──────── LISTED RECORDS
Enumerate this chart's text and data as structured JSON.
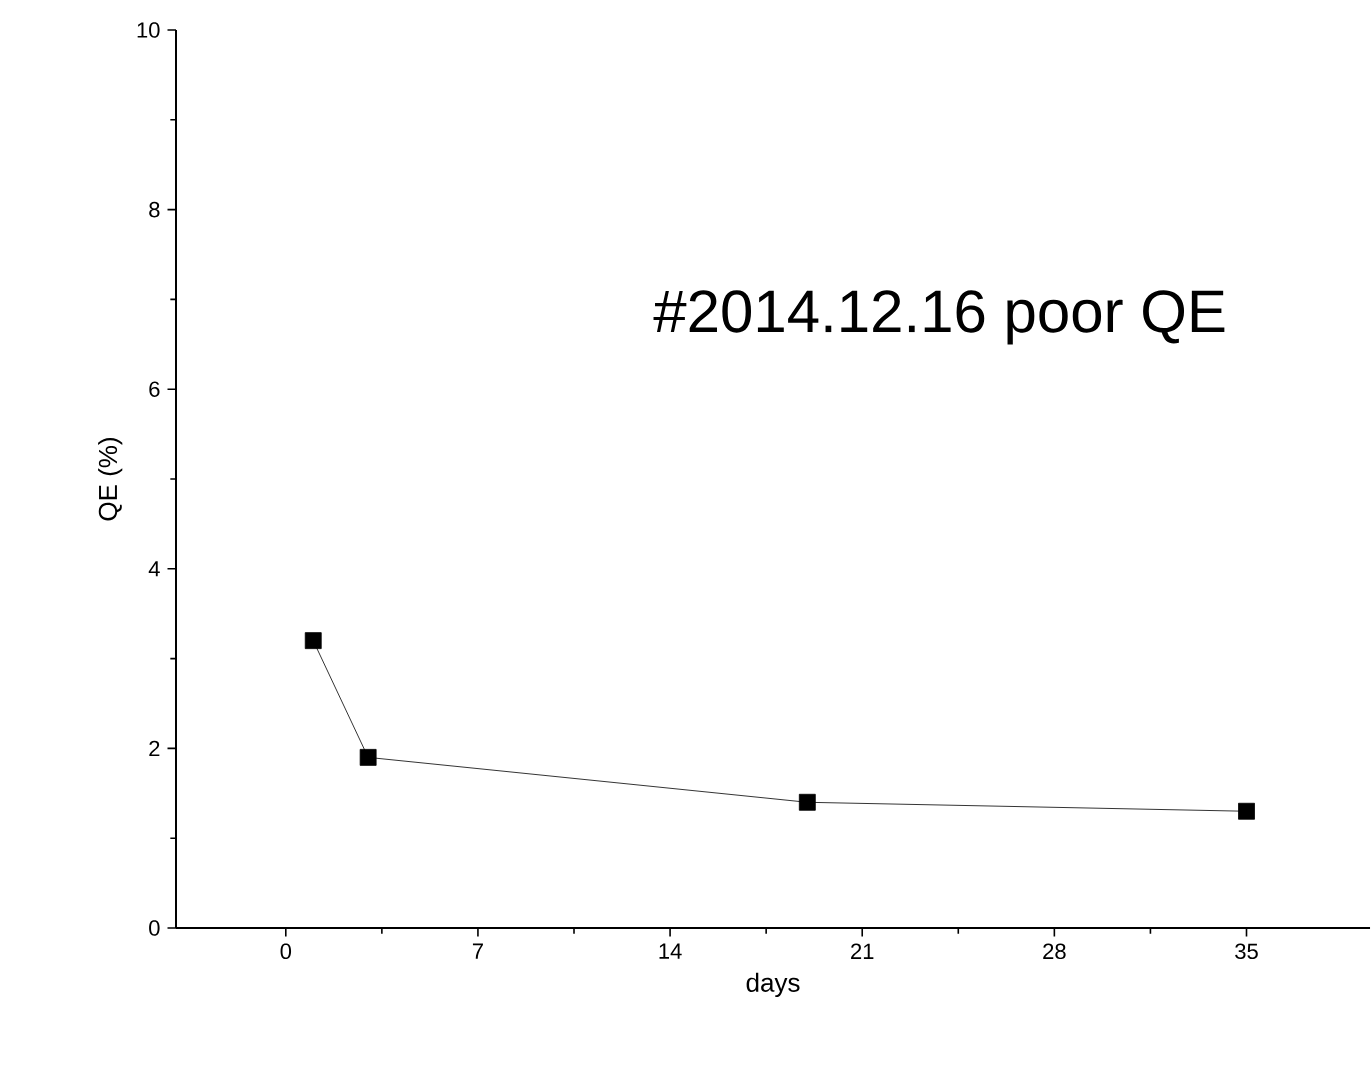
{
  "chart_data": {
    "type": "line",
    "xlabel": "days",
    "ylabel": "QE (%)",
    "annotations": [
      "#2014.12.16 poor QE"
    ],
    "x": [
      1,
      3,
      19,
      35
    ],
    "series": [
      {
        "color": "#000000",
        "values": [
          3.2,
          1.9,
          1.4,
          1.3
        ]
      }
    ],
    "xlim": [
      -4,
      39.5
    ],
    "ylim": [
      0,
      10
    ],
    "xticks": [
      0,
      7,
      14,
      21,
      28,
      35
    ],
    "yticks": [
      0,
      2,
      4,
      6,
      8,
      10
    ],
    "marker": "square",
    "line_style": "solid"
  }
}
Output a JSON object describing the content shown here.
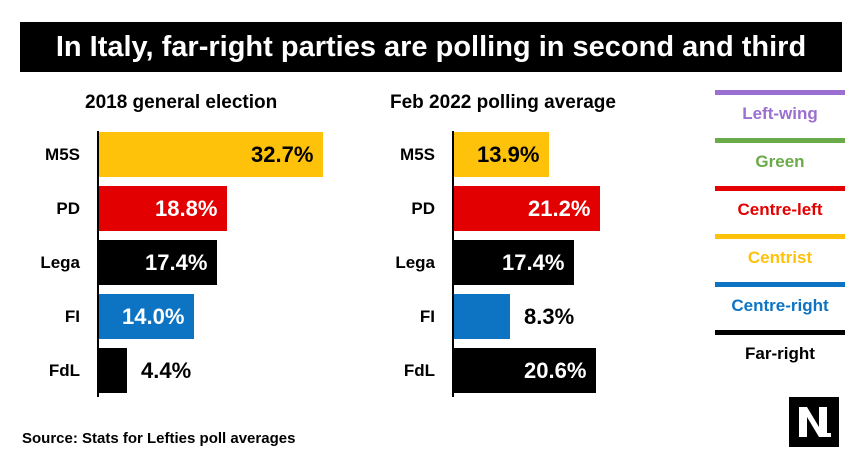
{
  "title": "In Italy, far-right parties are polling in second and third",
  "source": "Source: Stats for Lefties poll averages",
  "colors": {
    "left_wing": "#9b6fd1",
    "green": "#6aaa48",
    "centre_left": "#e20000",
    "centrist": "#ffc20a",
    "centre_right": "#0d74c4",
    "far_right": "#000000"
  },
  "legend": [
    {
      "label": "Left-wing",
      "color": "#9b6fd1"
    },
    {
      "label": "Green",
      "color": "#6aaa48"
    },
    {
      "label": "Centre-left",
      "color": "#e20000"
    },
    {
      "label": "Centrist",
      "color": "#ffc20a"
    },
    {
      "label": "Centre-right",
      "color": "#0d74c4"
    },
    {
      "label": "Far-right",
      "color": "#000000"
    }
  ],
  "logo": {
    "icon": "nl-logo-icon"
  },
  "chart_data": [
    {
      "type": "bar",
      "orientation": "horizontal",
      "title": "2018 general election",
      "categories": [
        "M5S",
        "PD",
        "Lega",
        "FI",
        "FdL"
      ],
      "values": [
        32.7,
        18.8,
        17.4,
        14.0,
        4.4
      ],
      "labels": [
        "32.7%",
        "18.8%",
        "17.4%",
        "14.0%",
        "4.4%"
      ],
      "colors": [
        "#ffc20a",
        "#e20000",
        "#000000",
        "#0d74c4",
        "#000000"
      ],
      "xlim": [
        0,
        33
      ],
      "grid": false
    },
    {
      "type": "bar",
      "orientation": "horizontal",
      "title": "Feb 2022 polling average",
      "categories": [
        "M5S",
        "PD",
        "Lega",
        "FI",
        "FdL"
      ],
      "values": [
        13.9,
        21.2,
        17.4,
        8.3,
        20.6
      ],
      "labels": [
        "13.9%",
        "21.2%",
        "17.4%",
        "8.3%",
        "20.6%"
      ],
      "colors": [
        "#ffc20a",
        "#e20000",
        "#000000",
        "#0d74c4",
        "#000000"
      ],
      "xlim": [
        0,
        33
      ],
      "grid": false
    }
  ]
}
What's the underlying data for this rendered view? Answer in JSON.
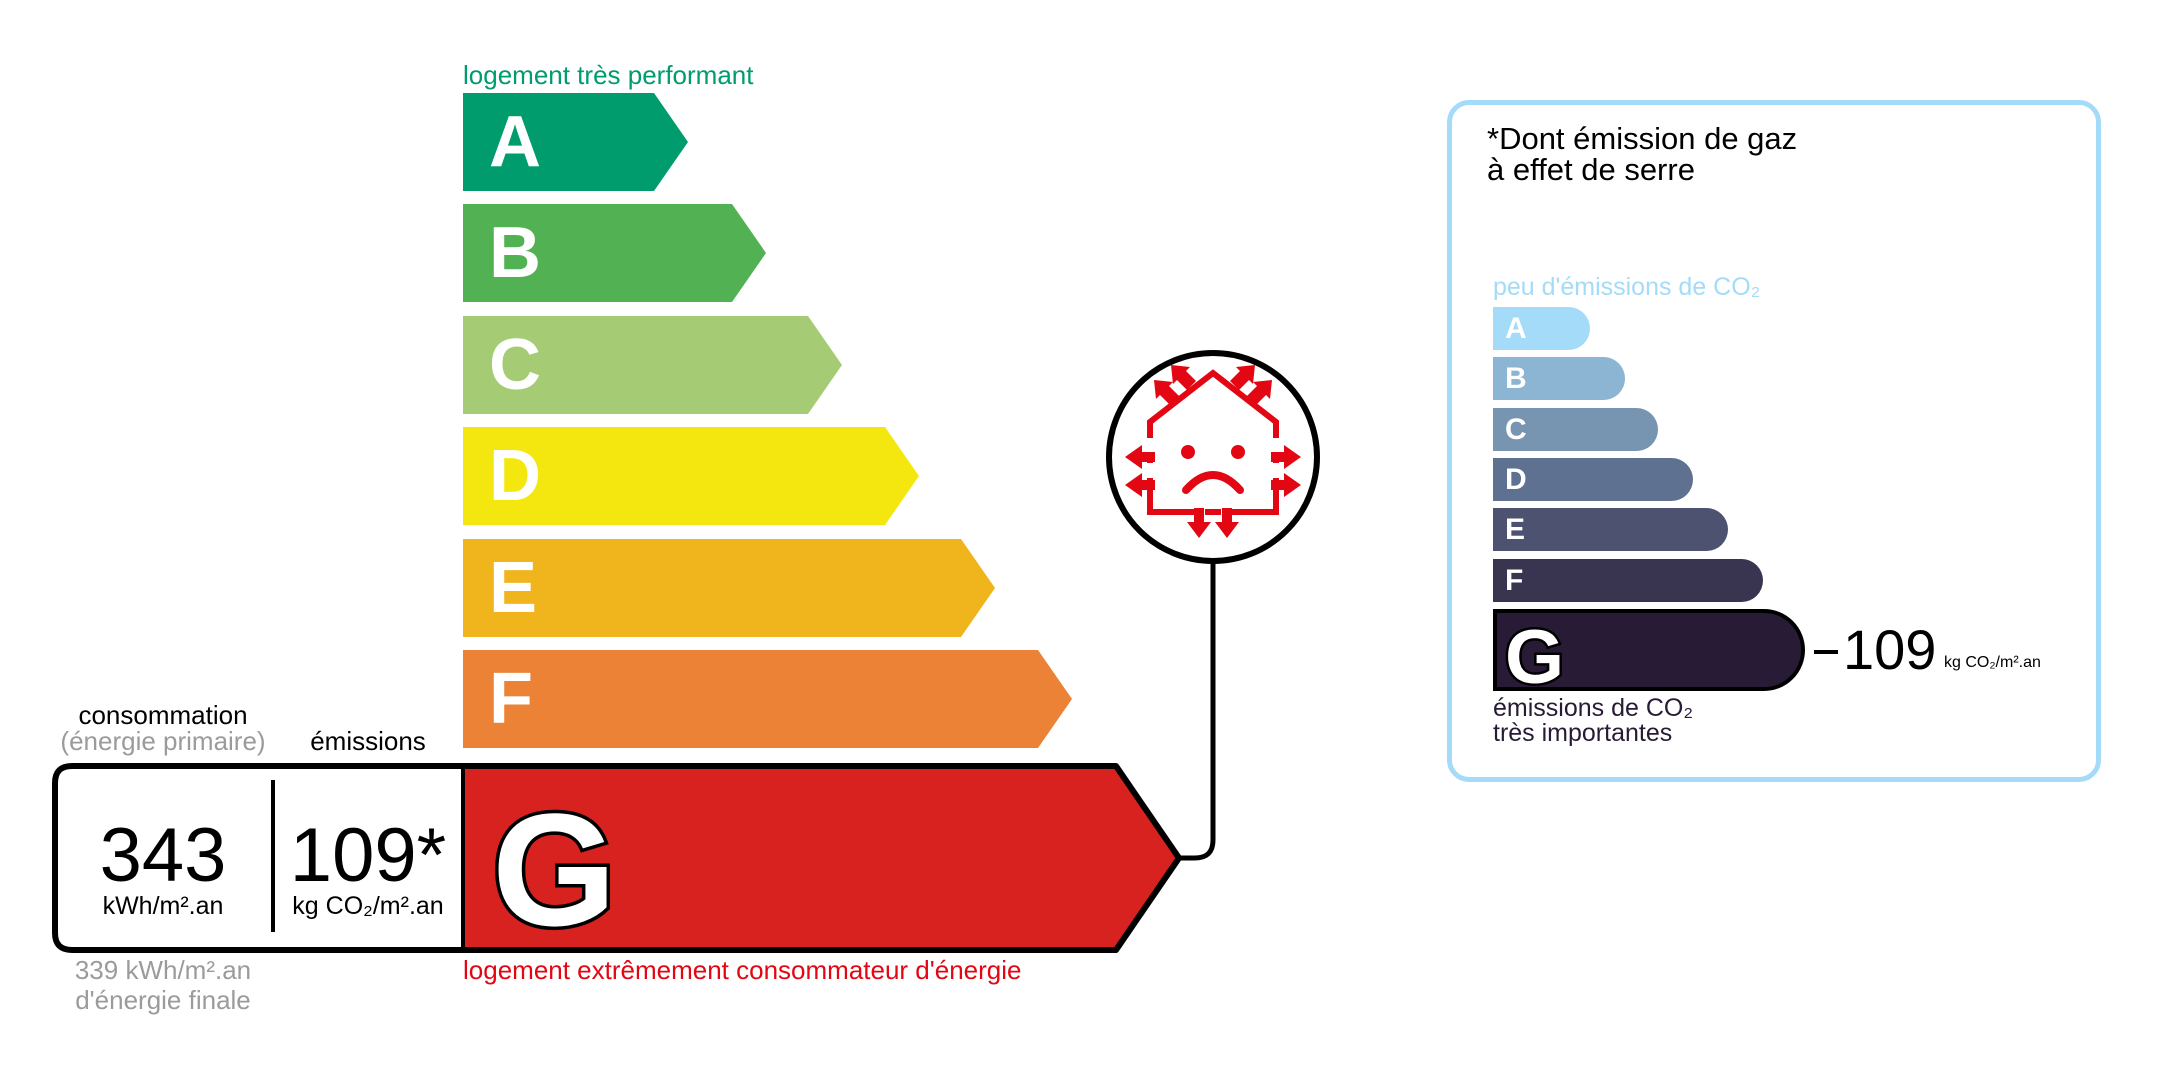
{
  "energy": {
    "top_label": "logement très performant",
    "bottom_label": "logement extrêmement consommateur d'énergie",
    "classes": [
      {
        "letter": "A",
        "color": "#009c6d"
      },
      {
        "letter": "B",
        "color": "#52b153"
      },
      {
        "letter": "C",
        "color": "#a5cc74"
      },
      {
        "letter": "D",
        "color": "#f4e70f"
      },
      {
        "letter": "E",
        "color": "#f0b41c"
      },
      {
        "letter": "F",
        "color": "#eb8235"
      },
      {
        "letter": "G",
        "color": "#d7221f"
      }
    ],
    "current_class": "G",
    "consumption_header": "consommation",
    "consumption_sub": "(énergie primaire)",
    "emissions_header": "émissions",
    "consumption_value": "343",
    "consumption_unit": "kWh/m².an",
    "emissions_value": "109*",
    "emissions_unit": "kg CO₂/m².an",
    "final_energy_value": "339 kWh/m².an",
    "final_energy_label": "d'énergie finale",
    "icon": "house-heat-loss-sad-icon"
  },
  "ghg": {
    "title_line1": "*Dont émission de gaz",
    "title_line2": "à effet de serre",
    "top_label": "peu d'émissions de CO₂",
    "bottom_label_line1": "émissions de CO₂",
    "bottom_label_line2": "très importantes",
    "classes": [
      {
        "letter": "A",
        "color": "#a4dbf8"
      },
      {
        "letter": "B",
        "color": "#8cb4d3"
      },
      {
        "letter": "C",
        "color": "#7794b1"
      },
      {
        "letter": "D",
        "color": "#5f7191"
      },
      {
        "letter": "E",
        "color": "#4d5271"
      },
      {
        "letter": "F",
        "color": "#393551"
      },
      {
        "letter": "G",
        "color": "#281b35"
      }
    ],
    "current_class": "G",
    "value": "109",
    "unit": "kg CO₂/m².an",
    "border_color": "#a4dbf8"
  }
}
────────────────
> [WHAT YOU NEED TO DO]:
Collect each line of the entries that has the word "très", copying it in full.

> [WRITTEN RESPONSE]:
    "top_label": "logement très performant",
    "bottom_label_line2": "très importantes",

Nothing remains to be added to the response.